→ TEXT EXTRACT
=====
I cannot agree.  Some people seem to be tying what they know, not what they see.
As pointed out above, the instruction of #2952, which is verbal only in "follow the
diagrams in rotation", referencing the contested images, is wrong:
the 1st & 2nd conflict; the 2nd makes a crossing knot.  The arrows are not ambiguous,
and require deliberate effort to have the arrows cross under the bight, which in BOTH
cases seems to be incorrect for the objective!

If Willeke's structure is what Ashley intended, then he should have shown the forming
of the one-way twist of ends within/between bight legs followed by the other-way
twist of bight legs between ends ("one-/other-"way = "S" & "Z" twist).  And that
is something fairly easy to both draw and describe, really!  (I am not here trying
to suggest that therefore Ashley intended otherwise, but just to remark that such
a structure can be simply illustrated verbally & graphically.)

Moreover, Willeke recommends twisting the bight (completely) as a first step, to which
then putting in the countertwists of the ends is easily understood & done.
I should remark that in tying this stucture w/o doing this, the twisting of the bight
results in counter-twists forming below where I am working, and ultimately will
become overwhelming, making the choice to reverse the respective twist in both
bight (done by torsion) and end so to finish!

So here we have yet another ERROR to include in ABOK, without doubt.
=====
→ GIVEN DATA
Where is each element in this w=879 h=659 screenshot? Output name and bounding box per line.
=====
→ TO-DO LIST
1. Answer these questions about the post on ABOK #2952, one line each:
(a) What does the post say the 2nd diagram makes?
(b) What does Willeke recommend doing as a first step?
(c) Which two letters does the post use for the "one-" and "other-" way twists?
2. Write out the part of the post on ABOK #2952 starting with "Moreover, Willeke recommends" and going on through "so to finish!".
The material isn't needed for anything here.

→ RESULTS FOR EACH TASK
1.
(a) A crossing knot.
(b) Twisting the bight completely.
(c) "S" and "Z".

2.
Moreover, Willeke recommends twisting the bight (completely) as a first step, to which
then putting in the countertwists of the ends is easily understood & done.
I should remark that in tying this stucture w/o doing this, the twisting of the bight
results in counter-twists forming below where I am working, and ultimately will
become overwhelming, making the choice to reverse the respective twist in both
bight (done by torsion) and end so to finish!